/---

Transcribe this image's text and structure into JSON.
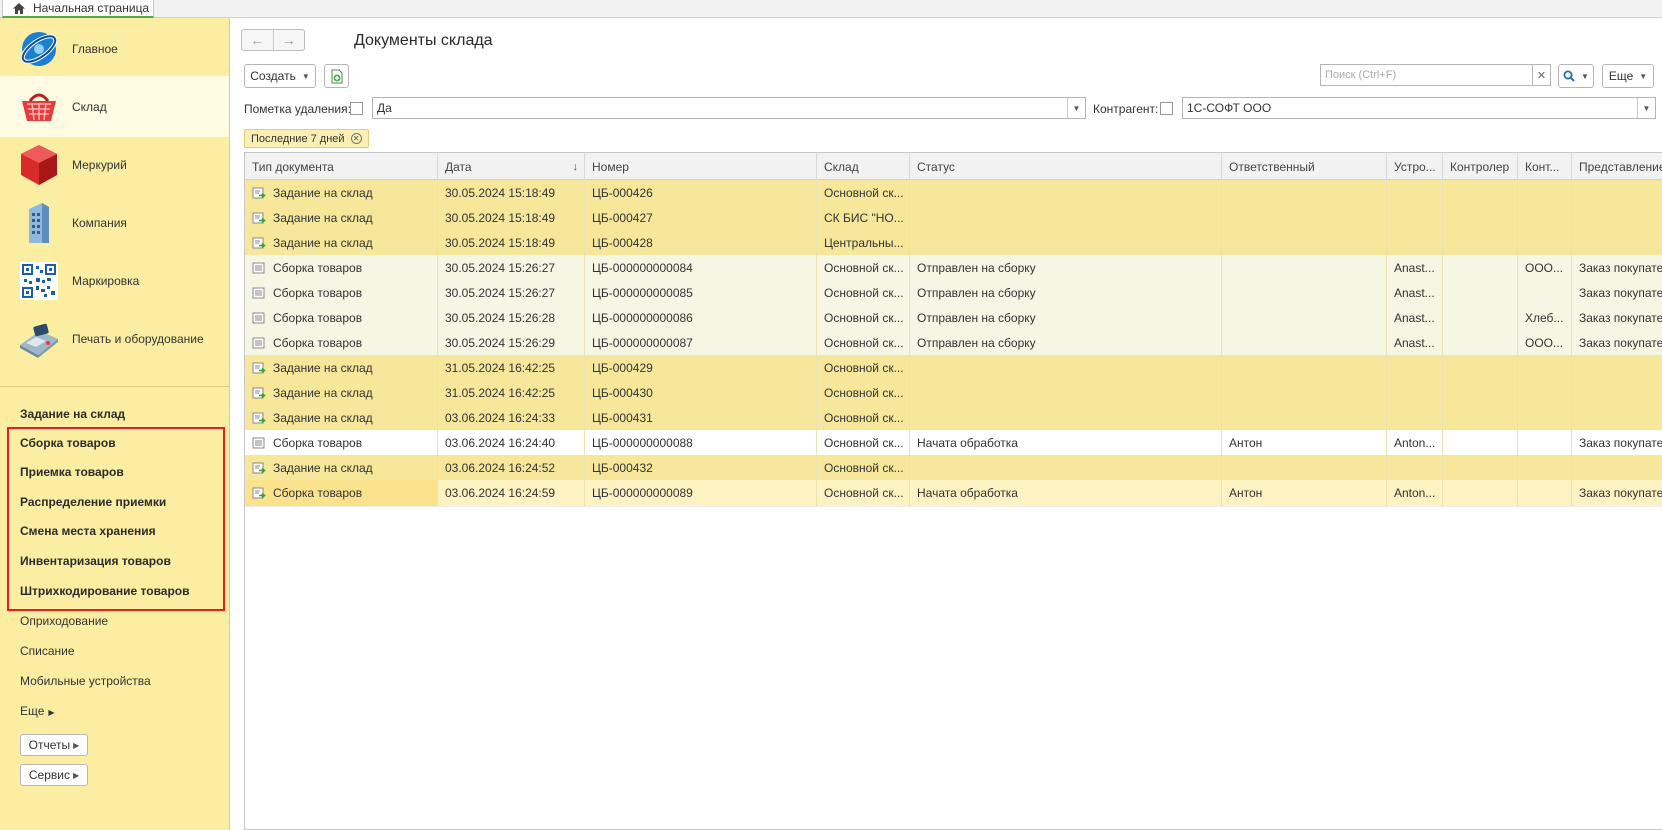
{
  "top_tab": {
    "label": "Начальная страница"
  },
  "sidebar": {
    "sections": [
      {
        "label": "Главное",
        "icon": "globe-logo-icon"
      },
      {
        "label": "Склад",
        "icon": "basket-icon"
      },
      {
        "label": "Меркурий",
        "icon": "red-cube-icon"
      },
      {
        "label": "Компания",
        "icon": "building-icon"
      },
      {
        "label": "Маркировка",
        "icon": "qr-code-icon"
      },
      {
        "label": "Печать и оборудование",
        "icon": "pos-terminal-icon"
      }
    ],
    "nav_items": [
      {
        "label": "Задание на склад",
        "bold": true
      },
      {
        "label": "Сборка товаров",
        "bold": true
      },
      {
        "label": "Приемка товаров",
        "bold": true
      },
      {
        "label": "Распределение приемки",
        "bold": true
      },
      {
        "label": "Смена места хранения",
        "bold": true
      },
      {
        "label": "Инвентаризация товаров",
        "bold": true
      },
      {
        "label": "Штрихкодирование товаров",
        "bold": true
      },
      {
        "label": "Оприходование",
        "bold": false
      },
      {
        "label": "Списание",
        "bold": false
      },
      {
        "label": "Мобильные устройства",
        "bold": false
      }
    ],
    "more_label": "Еще",
    "reports_label": "Отчеты",
    "service_label": "Сервис"
  },
  "main": {
    "title": "Документы склада",
    "create_label": "Создать",
    "search_placeholder": "Поиск (Ctrl+F)",
    "more_label": "Еще",
    "filters": {
      "deletion_label": "Пометка удаления:",
      "deletion_value": "Да",
      "contractor_label": "Контрагент:",
      "contractor_value": "1С-СОФТ ООО"
    },
    "period_chip": "Последние 7 дней"
  },
  "table": {
    "columns": [
      "Тип документа",
      "Дата",
      "Номер",
      "Склад",
      "Статус",
      "Ответственный",
      "Устро...",
      "Контролер",
      "Конт...",
      "Представление"
    ],
    "rows": [
      {
        "type": "Задание на склад",
        "date": "30.05.2024 15:18:49",
        "number": "ЦБ-000426",
        "warehouse": "Основной ск...",
        "status": "",
        "responsible": "",
        "device": "",
        "controller": "",
        "contr": "",
        "repr": "",
        "kind": "task"
      },
      {
        "type": "Задание на склад",
        "date": "30.05.2024 15:18:49",
        "number": "ЦБ-000427",
        "warehouse": "СК БИС \"НО...",
        "status": "",
        "responsible": "",
        "device": "",
        "controller": "",
        "contr": "",
        "repr": "",
        "kind": "task"
      },
      {
        "type": "Задание на склад",
        "date": "30.05.2024 15:18:49",
        "number": "ЦБ-000428",
        "warehouse": "Центральны...",
        "status": "",
        "responsible": "",
        "device": "",
        "controller": "",
        "contr": "",
        "repr": "",
        "kind": "task"
      },
      {
        "type": "Сборка товаров",
        "date": "30.05.2024 15:26:27",
        "number": "ЦБ-000000000084",
        "warehouse": "Основной ск...",
        "status": "Отправлен на сборку",
        "responsible": "",
        "device": "Anast...",
        "controller": "",
        "contr": "ООО...",
        "repr": "Заказ покупате",
        "kind": "pick"
      },
      {
        "type": "Сборка товаров",
        "date": "30.05.2024 15:26:27",
        "number": "ЦБ-000000000085",
        "warehouse": "Основной ск...",
        "status": "Отправлен на сборку",
        "responsible": "",
        "device": "Anast...",
        "controller": "",
        "contr": "",
        "repr": "Заказ покупате",
        "kind": "pick"
      },
      {
        "type": "Сборка товаров",
        "date": "30.05.2024 15:26:28",
        "number": "ЦБ-000000000086",
        "warehouse": "Основной ск...",
        "status": "Отправлен на сборку",
        "responsible": "",
        "device": "Anast...",
        "controller": "",
        "contr": "Хлеб...",
        "repr": "Заказ покупате",
        "kind": "pick"
      },
      {
        "type": "Сборка товаров",
        "date": "30.05.2024 15:26:29",
        "number": "ЦБ-000000000087",
        "warehouse": "Основной ск...",
        "status": "Отправлен на сборку",
        "responsible": "",
        "device": "Anast...",
        "controller": "",
        "contr": "ООО...",
        "repr": "Заказ покупате",
        "kind": "pick"
      },
      {
        "type": "Задание на склад",
        "date": "31.05.2024 16:42:25",
        "number": "ЦБ-000429",
        "warehouse": "Основной ск...",
        "status": "",
        "responsible": "",
        "device": "",
        "controller": "",
        "contr": "",
        "repr": "",
        "kind": "task"
      },
      {
        "type": "Задание на склад",
        "date": "31.05.2024 16:42:25",
        "number": "ЦБ-000430",
        "warehouse": "Основной ск...",
        "status": "",
        "responsible": "",
        "device": "",
        "controller": "",
        "contr": "",
        "repr": "",
        "kind": "task"
      },
      {
        "type": "Задание на склад",
        "date": "03.06.2024 16:24:33",
        "number": "ЦБ-000431",
        "warehouse": "Основной ск...",
        "status": "",
        "responsible": "",
        "device": "",
        "controller": "",
        "contr": "",
        "repr": "",
        "kind": "task"
      },
      {
        "type": "Сборка товаров",
        "date": "03.06.2024 16:24:40",
        "number": "ЦБ-000000000088",
        "warehouse": "Основной ск...",
        "status": "Начата обработка",
        "responsible": "Антон",
        "device": "Anton...",
        "controller": "",
        "contr": "",
        "repr": "Заказ покупате",
        "kind": "white"
      },
      {
        "type": "Задание на склад",
        "date": "03.06.2024 16:24:52",
        "number": "ЦБ-000432",
        "warehouse": "Основной ск...",
        "status": "",
        "responsible": "",
        "device": "",
        "controller": "",
        "contr": "",
        "repr": "",
        "kind": "task"
      },
      {
        "type": "Сборка товаров",
        "date": "03.06.2024 16:24:59",
        "number": "ЦБ-000000000089",
        "warehouse": "Основной ск...",
        "status": "Начата обработка",
        "responsible": "Антон",
        "device": "Anton...",
        "controller": "",
        "contr": "",
        "repr": "Заказ покупате",
        "kind": "current"
      }
    ]
  },
  "colors": {
    "sidebar_bg": "#fbeda1",
    "task_row": "#f6e79a",
    "pick_row": "#f6f6e4",
    "current_cell": "#fbe38e",
    "highlight_border": "#e81f1f",
    "home_tab_accent": "#5aa54a"
  }
}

\---

Problem to work on – Transcribe the whole listing exactly. Pictures are excluded.

The completed task –
Transcribe this image's text and structure into JSON.
{
  "top_tab": {
    "label": "Начальная страница"
  },
  "sidebar": {
    "sections": [
      {
        "label": "Главное",
        "icon": "globe-logo-icon"
      },
      {
        "label": "Склад",
        "icon": "basket-icon"
      },
      {
        "label": "Меркурий",
        "icon": "red-cube-icon"
      },
      {
        "label": "Компания",
        "icon": "building-icon"
      },
      {
        "label": "Маркировка",
        "icon": "qr-code-icon"
      },
      {
        "label": "Печать и оборудование",
        "icon": "pos-terminal-icon"
      }
    ],
    "nav_items": [
      {
        "label": "Задание на склад",
        "bold": true
      },
      {
        "label": "Сборка товаров",
        "bold": true
      },
      {
        "label": "Приемка товаров",
        "bold": true
      },
      {
        "label": "Распределение приемки",
        "bold": true
      },
      {
        "label": "Смена места хранения",
        "bold": true
      },
      {
        "label": "Инвентаризация товаров",
        "bold": true
      },
      {
        "label": "Штрихкодирование товаров",
        "bold": true
      },
      {
        "label": "Оприходование",
        "bold": false
      },
      {
        "label": "Списание",
        "bold": false
      },
      {
        "label": "Мобильные устройства",
        "bold": false
      }
    ],
    "more_label": "Еще",
    "reports_label": "Отчеты",
    "service_label": "Сервис"
  },
  "main": {
    "title": "Документы склада",
    "create_label": "Создать",
    "search_placeholder": "Поиск (Ctrl+F)",
    "more_label": "Еще",
    "filters": {
      "deletion_label": "Пометка удаления:",
      "deletion_value": "Да",
      "contractor_label": "Контрагент:",
      "contractor_value": "1С-СОФТ ООО"
    },
    "period_chip": "Последние 7 дней"
  },
  "table": {
    "columns": [
      "Тип документа",
      "Дата",
      "Номер",
      "Склад",
      "Статус",
      "Ответственный",
      "Устро...",
      "Контролер",
      "Конт...",
      "Представление"
    ],
    "rows": [
      {
        "type": "Задание на склад",
        "date": "30.05.2024 15:18:49",
        "number": "ЦБ-000426",
        "warehouse": "Основной ск...",
        "status": "",
        "responsible": "",
        "device": "",
        "controller": "",
        "contr": "",
        "repr": "",
        "kind": "task"
      },
      {
        "type": "Задание на склад",
        "date": "30.05.2024 15:18:49",
        "number": "ЦБ-000427",
        "warehouse": "СК БИС \"НО...",
        "status": "",
        "responsible": "",
        "device": "",
        "controller": "",
        "contr": "",
        "repr": "",
        "kind": "task"
      },
      {
        "type": "Задание на склад",
        "date": "30.05.2024 15:18:49",
        "number": "ЦБ-000428",
        "warehouse": "Центральны...",
        "status": "",
        "responsible": "",
        "device": "",
        "controller": "",
        "contr": "",
        "repr": "",
        "kind": "task"
      },
      {
        "type": "Сборка товаров",
        "date": "30.05.2024 15:26:27",
        "number": "ЦБ-000000000084",
        "warehouse": "Основной ск...",
        "status": "Отправлен на сборку",
        "responsible": "",
        "device": "Anast...",
        "controller": "",
        "contr": "ООО...",
        "repr": "Заказ покупате",
        "kind": "pick"
      },
      {
        "type": "Сборка товаров",
        "date": "30.05.2024 15:26:27",
        "number": "ЦБ-000000000085",
        "warehouse": "Основной ск...",
        "status": "Отправлен на сборку",
        "responsible": "",
        "device": "Anast...",
        "controller": "",
        "contr": "",
        "repr": "Заказ покупате",
        "kind": "pick"
      },
      {
        "type": "Сборка товаров",
        "date": "30.05.2024 15:26:28",
        "number": "ЦБ-000000000086",
        "warehouse": "Основной ск...",
        "status": "Отправлен на сборку",
        "responsible": "",
        "device": "Anast...",
        "controller": "",
        "contr": "Хлеб...",
        "repr": "Заказ покупате",
        "kind": "pick"
      },
      {
        "type": "Сборка товаров",
        "date": "30.05.2024 15:26:29",
        "number": "ЦБ-000000000087",
        "warehouse": "Основной ск...",
        "status": "Отправлен на сборку",
        "responsible": "",
        "device": "Anast...",
        "controller": "",
        "contr": "ООО...",
        "repr": "Заказ покупате",
        "kind": "pick"
      },
      {
        "type": "Задание на склад",
        "date": "31.05.2024 16:42:25",
        "number": "ЦБ-000429",
        "warehouse": "Основной ск...",
        "status": "",
        "responsible": "",
        "device": "",
        "controller": "",
        "contr": "",
        "repr": "",
        "kind": "task"
      },
      {
        "type": "Задание на склад",
        "date": "31.05.2024 16:42:25",
        "number": "ЦБ-000430",
        "warehouse": "Основной ск...",
        "status": "",
        "responsible": "",
        "device": "",
        "controller": "",
        "contr": "",
        "repr": "",
        "kind": "task"
      },
      {
        "type": "Задание на склад",
        "date": "03.06.2024 16:24:33",
        "number": "ЦБ-000431",
        "warehouse": "Основной ск...",
        "status": "",
        "responsible": "",
        "device": "",
        "controller": "",
        "contr": "",
        "repr": "",
        "kind": "task"
      },
      {
        "type": "Сборка товаров",
        "date": "03.06.2024 16:24:40",
        "number": "ЦБ-000000000088",
        "warehouse": "Основной ск...",
        "status": "Начата обработка",
        "responsible": "Антон",
        "device": "Anton...",
        "controller": "",
        "contr": "",
        "repr": "Заказ покупате",
        "kind": "white"
      },
      {
        "type": "Задание на склад",
        "date": "03.06.2024 16:24:52",
        "number": "ЦБ-000432",
        "warehouse": "Основной ск...",
        "status": "",
        "responsible": "",
        "device": "",
        "controller": "",
        "contr": "",
        "repr": "",
        "kind": "task"
      },
      {
        "type": "Сборка товаров",
        "date": "03.06.2024 16:24:59",
        "number": "ЦБ-000000000089",
        "warehouse": "Основной ск...",
        "status": "Начата обработка",
        "responsible": "Антон",
        "device": "Anton...",
        "controller": "",
        "contr": "",
        "repr": "Заказ покупате",
        "kind": "current"
      }
    ]
  },
  "colors": {
    "sidebar_bg": "#fbeda1",
    "task_row": "#f6e79a",
    "pick_row": "#f6f6e4",
    "current_cell": "#fbe38e",
    "highlight_border": "#e81f1f",
    "home_tab_accent": "#5aa54a"
  }
}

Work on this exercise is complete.